_WHAT THE EXERCISE ASKS_:
Render the stretch of the records below from the line containing "data-point (464, 208, 466, 210)" through the line containing "data-point (200, 234, 202, 236)" as a numbered list, skipping any blank lines.

***** SOURCE RECORDS *****

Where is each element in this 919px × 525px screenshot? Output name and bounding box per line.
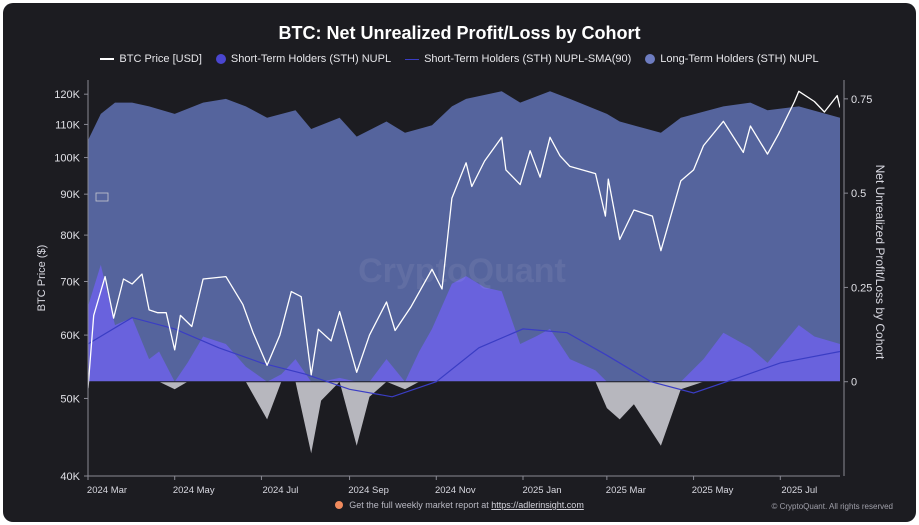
report-text: Get the full weekly market report at bbox=[349, 500, 489, 510]
x-tick-label: 2024 Jul bbox=[262, 485, 298, 496]
x-tick-label: 2024 Nov bbox=[435, 485, 476, 496]
x-tick-label: 2024 May bbox=[173, 485, 215, 496]
left-tick-label: 100K bbox=[54, 153, 80, 165]
report-dot-icon bbox=[335, 501, 344, 509]
legend-label-btc-price: BTC Price [USD] bbox=[119, 53, 202, 65]
legend-label-lth-nupl: Long-Term Holders (STH) NUPL bbox=[660, 53, 819, 65]
legend-item-sth-nupl[interactable]: Short-Term Holders (STH) NUPL bbox=[215, 53, 392, 65]
sth-nupl-negative-area bbox=[88, 381, 840, 454]
legend-label-sth-nupl: Short-Term Holders (STH) NUPL bbox=[230, 53, 392, 65]
copyright-text: © CryptoQuant. All rights reserved bbox=[771, 502, 894, 511]
chart-title: BTC: Net Unrealized Profit/Loss by Cohor… bbox=[278, 23, 641, 43]
left-axis-title: BTC Price ($) bbox=[36, 245, 48, 312]
lth-nupl-area bbox=[88, 91, 840, 382]
left-tick-label: 60K bbox=[60, 330, 80, 342]
left-tick-label: 80K bbox=[60, 230, 80, 242]
x-tick-label: 2025 May bbox=[692, 485, 734, 496]
chart-legend: BTC Price [USD] Short-Term Holders (STH)… bbox=[0, 53, 919, 65]
left-tick-label: 110K bbox=[55, 119, 81, 131]
legend-item-lth-nupl[interactable]: Long-Term Holders (STH) NUPL bbox=[645, 53, 819, 65]
x-tick-label: 2024 Mar bbox=[87, 485, 127, 496]
btc-price-line bbox=[88, 90, 840, 389]
left-tick-label: 40K bbox=[60, 471, 80, 483]
left-tick-label: 50K bbox=[60, 393, 80, 405]
watermark-text: CryptoQuant bbox=[358, 252, 566, 290]
right-tick-label: 0.75 bbox=[851, 94, 872, 106]
report-footer: Get the full weekly market report at htt… bbox=[0, 500, 919, 510]
report-link[interactable]: https://adlerinsight.com bbox=[491, 500, 584, 510]
right-tick-label: 0.5 bbox=[851, 188, 866, 200]
left-tick-label: 120K bbox=[54, 89, 80, 101]
legend-dot-swatch bbox=[645, 54, 656, 64]
left-tick-label: 90K bbox=[60, 189, 80, 201]
x-tick-label: 2025 Jan bbox=[522, 485, 561, 496]
right-tick-label: 0 bbox=[851, 377, 857, 389]
legend-line-swatch bbox=[100, 58, 115, 60]
legend-item-sth-sma[interactable]: Short-Term Holders (STH) NUPL-SMA(90) bbox=[405, 53, 631, 65]
left-tick-label: 70K bbox=[60, 277, 80, 289]
x-tick-label: 2025 Jul bbox=[781, 485, 817, 496]
price-marker-box bbox=[95, 192, 109, 202]
right-axis-title: Net Unrealized Profit/Loss by Cohort bbox=[873, 165, 887, 360]
legend-label-sth-sma: Short-Term Holders (STH) NUPL-SMA(90) bbox=[424, 53, 632, 65]
x-tick-label: 2025 Mar bbox=[606, 485, 646, 496]
legend-thin-line-swatch bbox=[405, 58, 420, 60]
legend-dot-swatch bbox=[215, 54, 226, 64]
right-tick-label: 0.25 bbox=[851, 282, 872, 294]
x-tick-label: 2024 Sep bbox=[348, 485, 389, 496]
sth-sma-line bbox=[88, 316, 840, 398]
legend-item-btc-price[interactable]: BTC Price [USD] bbox=[100, 53, 202, 65]
sth-nupl-positive-area bbox=[88, 264, 840, 382]
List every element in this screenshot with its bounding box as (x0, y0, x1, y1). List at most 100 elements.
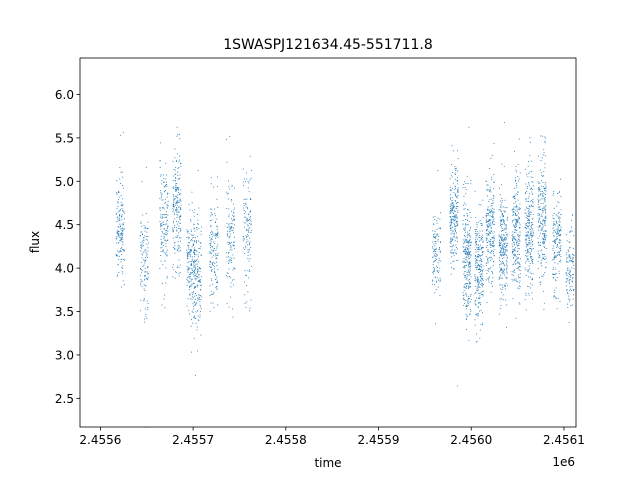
data-point (464, 208, 466, 210)
data-point (568, 251, 570, 252)
data-point (466, 240, 468, 242)
y-tick-label: 3.5 (55, 305, 74, 319)
data-point (532, 261, 533, 263)
data-point (188, 238, 190, 240)
data-point (479, 256, 481, 258)
data-point (228, 252, 229, 254)
data-point (191, 269, 193, 271)
data-point (526, 244, 528, 246)
data-point (513, 225, 515, 227)
data-point (191, 264, 193, 265)
data-point (174, 214, 176, 215)
data-point (229, 276, 230, 277)
data-point (467, 242, 469, 244)
data-point (513, 150, 515, 152)
data-point (456, 215, 458, 217)
data-point (528, 236, 530, 238)
data-point (559, 240, 561, 241)
data-point (229, 228, 231, 230)
data-point (479, 268, 481, 270)
data-point (244, 211, 246, 213)
data-point (187, 255, 189, 257)
data-point (118, 251, 120, 253)
data-point (163, 181, 165, 183)
data-point (231, 279, 233, 281)
data-point (528, 258, 529, 260)
data-point (200, 234, 202, 236)
data-point (486, 247, 488, 248)
data-point (450, 229, 452, 231)
data-point (491, 245, 493, 247)
data-point (197, 236, 199, 237)
data-point (116, 231, 118, 233)
data-point (504, 222, 505, 224)
data-point (481, 278, 483, 280)
data-point (516, 219, 518, 221)
data-point (559, 217, 561, 219)
data-point (566, 289, 568, 291)
data-point (449, 186, 451, 188)
data-point (538, 187, 539, 189)
data-point (435, 256, 437, 258)
data-point (477, 251, 479, 253)
data-point (516, 225, 518, 227)
data-point (199, 316, 201, 318)
data-point (164, 234, 166, 236)
data-point (465, 308, 467, 310)
data-point (249, 216, 251, 217)
data-point (560, 250, 562, 252)
data-point (543, 243, 545, 245)
data-point (433, 233, 435, 235)
data-point (143, 298, 145, 300)
data-point (501, 239, 503, 241)
data-point (176, 202, 178, 204)
data-point (560, 256, 562, 257)
data-point (465, 193, 467, 195)
data-point (505, 242, 507, 244)
data-point (172, 266, 174, 268)
data-point (120, 250, 122, 252)
data-point (532, 218, 534, 220)
data-point (506, 326, 507, 328)
data-point (165, 267, 167, 269)
data-point (463, 258, 465, 259)
data-point (160, 174, 162, 176)
data-point (437, 169, 439, 171)
data-point (558, 261, 560, 262)
data-point (538, 219, 540, 221)
data-point (191, 202, 193, 204)
data-point (506, 257, 508, 259)
data-point (209, 237, 211, 238)
data-point (462, 267, 464, 268)
data-point (559, 242, 561, 244)
data-point (191, 292, 193, 294)
data-point (455, 244, 457, 246)
data-point (457, 189, 458, 191)
data-point (498, 259, 500, 261)
data-point (477, 249, 479, 250)
data-point (530, 239, 532, 241)
data-point (531, 277, 533, 279)
data-point (175, 183, 177, 185)
data-point (189, 254, 191, 255)
data-point (511, 274, 513, 275)
data-point (452, 268, 454, 270)
data-point (213, 248, 215, 249)
data-point (512, 240, 513, 242)
data-point (542, 193, 543, 195)
data-point (528, 286, 530, 288)
data-point (200, 230, 202, 232)
data-point (194, 295, 196, 297)
data-point (210, 302, 212, 304)
data-point (513, 232, 515, 233)
data-point (246, 236, 248, 238)
x-tick-label: 2.4558 (265, 433, 307, 447)
data-point (491, 250, 493, 252)
data-point (250, 224, 252, 226)
data-point (140, 262, 142, 263)
data-point (213, 254, 214, 256)
data-point (160, 224, 162, 226)
data-point (457, 191, 459, 193)
data-point (228, 244, 230, 246)
data-point (530, 214, 532, 216)
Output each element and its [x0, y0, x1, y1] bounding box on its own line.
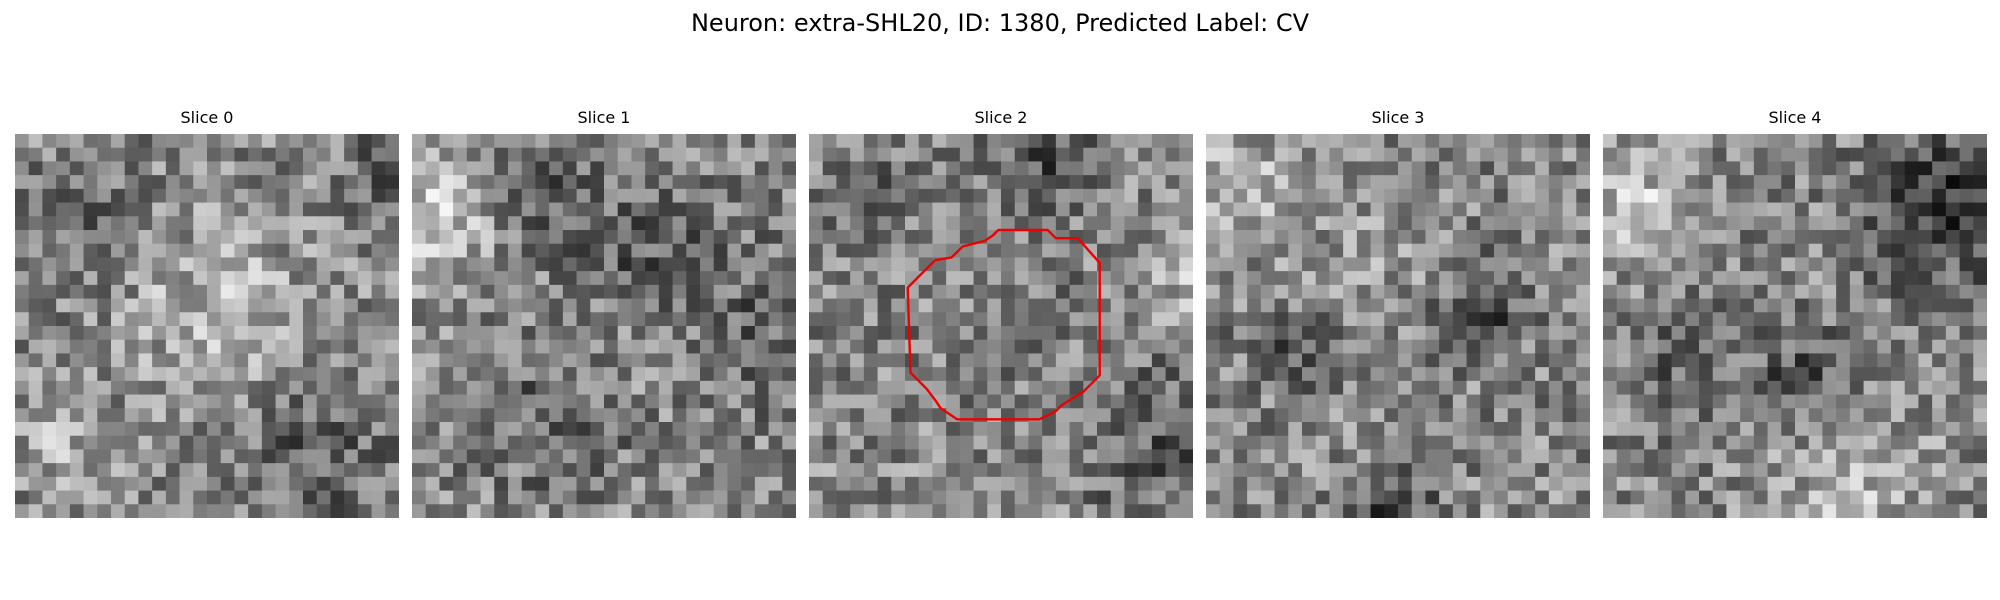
- slice-panel-3: Slice 3: [1206, 108, 1590, 518]
- slice-title: Slice 1: [577, 108, 631, 127]
- slice-panel-2: Slice 2: [809, 108, 1193, 518]
- slice-title: Slice 4: [1768, 108, 1822, 127]
- slice-image: [1206, 134, 1590, 518]
- slice-title: Slice 2: [974, 108, 1028, 127]
- slice-panel-0: Slice 0: [15, 108, 399, 518]
- slice-image: [809, 134, 1193, 518]
- slice-panel-4: Slice 4: [1603, 108, 1987, 518]
- figure-title: Neuron: extra-SHL20, ID: 1380, Predicted…: [690, 9, 1310, 37]
- slice-title: Slice 3: [1371, 108, 1425, 127]
- slice-image: [1603, 134, 1987, 518]
- segmentation-contour: [906, 228, 1101, 421]
- slice-panel-1: Slice 1: [412, 108, 796, 518]
- slice-title: Slice 0: [180, 108, 234, 127]
- slice-image: [412, 134, 796, 518]
- slice-image: [15, 134, 399, 518]
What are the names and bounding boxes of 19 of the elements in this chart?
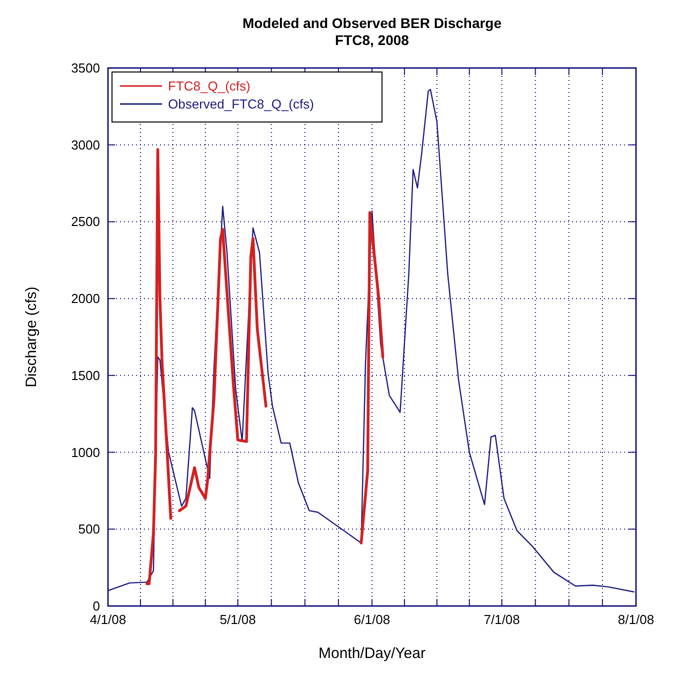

*****

_THE COMPLETED TASK_:
1. data-point (464, 208, 466, 210)
2. data-point (568, 251, 570, 252)
3. data-point (466, 240, 468, 242)
4. y-tick-label: 3.5 (55, 305, 74, 319)
5. data-point (532, 261, 533, 263)
6. data-point (188, 238, 190, 240)
7. data-point (479, 256, 481, 258)
8. data-point (228, 252, 229, 254)
9. data-point (191, 269, 193, 271)
10. data-point (526, 244, 528, 246)
11. data-point (513, 225, 515, 227)
12. data-point (191, 264, 193, 265)
13. data-point (174, 214, 176, 215)
14. data-point (229, 276, 230, 277)
15. data-point (467, 242, 469, 244)
16. data-point (513, 150, 515, 152)
17. data-point (456, 215, 458, 217)
18. data-point (528, 236, 530, 238)
19. data-point (559, 240, 561, 241)
20. data-point (229, 228, 231, 230)
21. data-point (479, 268, 481, 270)
22. data-point (244, 211, 246, 213)
23. data-point (187, 255, 189, 257)
24. data-point (118, 251, 120, 253)
25. data-point (163, 181, 165, 183)
26. data-point (231, 279, 233, 281)
27. data-point (528, 258, 529, 260)
28. data-point (200, 234, 202, 236)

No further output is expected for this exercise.